◆ TASK TO CARRY OUT: Search the records for the word "projektov" and report each line that has it.

◆ INPUT MATERIAL:
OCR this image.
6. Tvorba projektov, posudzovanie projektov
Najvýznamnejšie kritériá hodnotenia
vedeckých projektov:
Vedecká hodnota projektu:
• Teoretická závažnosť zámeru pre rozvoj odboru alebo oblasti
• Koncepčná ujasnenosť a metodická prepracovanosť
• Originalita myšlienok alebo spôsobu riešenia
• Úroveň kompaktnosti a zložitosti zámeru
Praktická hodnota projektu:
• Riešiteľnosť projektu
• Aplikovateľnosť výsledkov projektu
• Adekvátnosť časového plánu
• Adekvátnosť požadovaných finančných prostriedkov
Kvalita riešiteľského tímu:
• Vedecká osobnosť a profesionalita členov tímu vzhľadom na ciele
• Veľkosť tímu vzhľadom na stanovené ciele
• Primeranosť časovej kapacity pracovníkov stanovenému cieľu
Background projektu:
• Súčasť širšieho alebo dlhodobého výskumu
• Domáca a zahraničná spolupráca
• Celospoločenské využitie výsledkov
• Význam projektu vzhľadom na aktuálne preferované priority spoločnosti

◆ SOLUTION TO THE PROBLEM:
6. Tvorba projektov, posudzovanie projektov
vedeckých projektov:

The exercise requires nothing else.